* What to produce *
Your task is to quote the material that follows, in full and exactly.

* Extracted material *

──────

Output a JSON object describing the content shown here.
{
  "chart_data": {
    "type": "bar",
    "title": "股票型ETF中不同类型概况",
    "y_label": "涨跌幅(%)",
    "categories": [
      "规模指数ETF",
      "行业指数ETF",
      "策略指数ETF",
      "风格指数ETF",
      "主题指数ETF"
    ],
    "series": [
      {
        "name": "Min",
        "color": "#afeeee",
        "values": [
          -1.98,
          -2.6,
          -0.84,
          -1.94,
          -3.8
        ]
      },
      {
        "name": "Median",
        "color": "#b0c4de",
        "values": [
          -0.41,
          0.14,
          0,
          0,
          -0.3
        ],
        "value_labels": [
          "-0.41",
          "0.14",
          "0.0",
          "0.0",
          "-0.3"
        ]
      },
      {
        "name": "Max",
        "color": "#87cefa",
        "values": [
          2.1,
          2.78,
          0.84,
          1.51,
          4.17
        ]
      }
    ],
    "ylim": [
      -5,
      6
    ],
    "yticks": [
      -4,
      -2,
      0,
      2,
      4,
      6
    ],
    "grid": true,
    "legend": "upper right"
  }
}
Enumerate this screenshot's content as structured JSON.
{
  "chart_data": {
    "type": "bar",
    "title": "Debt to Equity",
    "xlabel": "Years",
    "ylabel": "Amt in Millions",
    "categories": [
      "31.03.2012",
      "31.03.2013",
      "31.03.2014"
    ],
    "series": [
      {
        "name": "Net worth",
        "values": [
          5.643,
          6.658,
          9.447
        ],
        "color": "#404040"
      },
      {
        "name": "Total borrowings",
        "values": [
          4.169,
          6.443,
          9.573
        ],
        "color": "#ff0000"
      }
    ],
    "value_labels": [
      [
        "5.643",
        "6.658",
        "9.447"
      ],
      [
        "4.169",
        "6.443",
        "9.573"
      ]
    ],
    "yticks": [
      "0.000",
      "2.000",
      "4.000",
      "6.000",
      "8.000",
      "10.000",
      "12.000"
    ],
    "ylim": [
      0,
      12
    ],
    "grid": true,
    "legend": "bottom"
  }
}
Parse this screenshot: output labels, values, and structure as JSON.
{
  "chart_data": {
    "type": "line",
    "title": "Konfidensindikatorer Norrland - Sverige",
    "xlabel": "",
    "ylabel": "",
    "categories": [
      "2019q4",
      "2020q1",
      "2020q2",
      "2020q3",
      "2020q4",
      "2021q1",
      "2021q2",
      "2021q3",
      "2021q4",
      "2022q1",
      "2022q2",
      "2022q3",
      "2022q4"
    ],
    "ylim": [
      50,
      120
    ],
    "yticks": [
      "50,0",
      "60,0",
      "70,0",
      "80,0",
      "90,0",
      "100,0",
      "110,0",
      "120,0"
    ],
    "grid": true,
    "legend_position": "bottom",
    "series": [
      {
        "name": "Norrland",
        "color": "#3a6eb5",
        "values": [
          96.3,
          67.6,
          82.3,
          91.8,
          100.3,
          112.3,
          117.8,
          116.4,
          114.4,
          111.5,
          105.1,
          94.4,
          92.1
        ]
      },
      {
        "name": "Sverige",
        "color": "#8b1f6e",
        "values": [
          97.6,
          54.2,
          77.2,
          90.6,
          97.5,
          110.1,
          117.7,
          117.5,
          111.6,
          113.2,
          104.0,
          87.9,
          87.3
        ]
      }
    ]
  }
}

──────

* Answer for the task *
Output a JSON object describing the content shown here.
{
  "chart_data": {
    "type": "bar",
    "title": "股票型ETF中不同类型概况",
    "y_label": "涨跌幅(%)",
    "categories": [
      "规模指数ETF",
      "行业指数ETF",
      "策略指数ETF",
      "风格指数ETF",
      "主题指数ETF"
    ],
    "series": [
      {
        "name": "Min",
        "color": "#afeeee",
        "values": [
          -1.98,
          -2.6,
          -0.84,
          -1.94,
          -3.8
        ]
      },
      {
        "name": "Median",
        "color": "#b0c4de",
        "values": [
          -0.41,
          0.14,
          0,
          0,
          -0.3
        ],
        "value_labels": [
          "-0.41",
          "0.14",
          "0.0",
          "0.0",
          "-0.3"
        ]
      },
      {
        "name": "Max",
        "color": "#87cefa",
        "values": [
          2.1,
          2.78,
          0.84,
          1.51,
          4.17
        ]
      }
    ],
    "ylim": [
      -5,
      6
    ],
    "yticks": [
      -4,
      -2,
      0,
      2,
      4,
      6
    ],
    "grid": true,
    "legend": "upper right"
  }
}
Enumerate this screenshot's content as structured JSON.
{
  "chart_data": {
    "type": "bar",
    "title": "Debt to Equity",
    "xlabel": "Years",
    "ylabel": "Amt in Millions",
    "categories": [
      "31.03.2012",
      "31.03.2013",
      "31.03.2014"
    ],
    "series": [
      {
        "name": "Net worth",
        "values": [
          5.643,
          6.658,
          9.447
        ],
        "color": "#404040"
      },
      {
        "name": "Total borrowings",
        "values": [
          4.169,
          6.443,
          9.573
        ],
        "color": "#ff0000"
      }
    ],
    "value_labels": [
      [
        "5.643",
        "6.658",
        "9.447"
      ],
      [
        "4.169",
        "6.443",
        "9.573"
      ]
    ],
    "yticks": [
      "0.000",
      "2.000",
      "4.000",
      "6.000",
      "8.000",
      "10.000",
      "12.000"
    ],
    "ylim": [
      0,
      12
    ],
    "grid": true,
    "legend": "bottom"
  }
}
Parse this screenshot: output labels, values, and structure as JSON.
{
  "chart_data": {
    "type": "line",
    "title": "Konfidensindikatorer Norrland - Sverige",
    "xlabel": "",
    "ylabel": "",
    "categories": [
      "2019q4",
      "2020q1",
      "2020q2",
      "2020q3",
      "2020q4",
      "2021q1",
      "2021q2",
      "2021q3",
      "2021q4",
      "2022q1",
      "2022q2",
      "2022q3",
      "2022q4"
    ],
    "ylim": [
      50,
      120
    ],
    "yticks": [
      "50,0",
      "60,0",
      "70,0",
      "80,0",
      "90,0",
      "100,0",
      "110,0",
      "120,0"
    ],
    "grid": true,
    "legend_position": "bottom",
    "series": [
      {
        "name": "Norrland",
        "color": "#3a6eb5",
        "values": [
          96.3,
          67.6,
          82.3,
          91.8,
          100.3,
          112.3,
          117.8,
          116.4,
          114.4,
          111.5,
          105.1,
          94.4,
          92.1
        ]
      },
      {
        "name": "Sverige",
        "color": "#8b1f6e",
        "values": [
          97.6,
          54.2,
          77.2,
          90.6,
          97.5,
          110.1,
          117.7,
          117.5,
          111.6,
          113.2,
          104.0,
          87.9,
          87.3
        ]
      }
    ]
  }
}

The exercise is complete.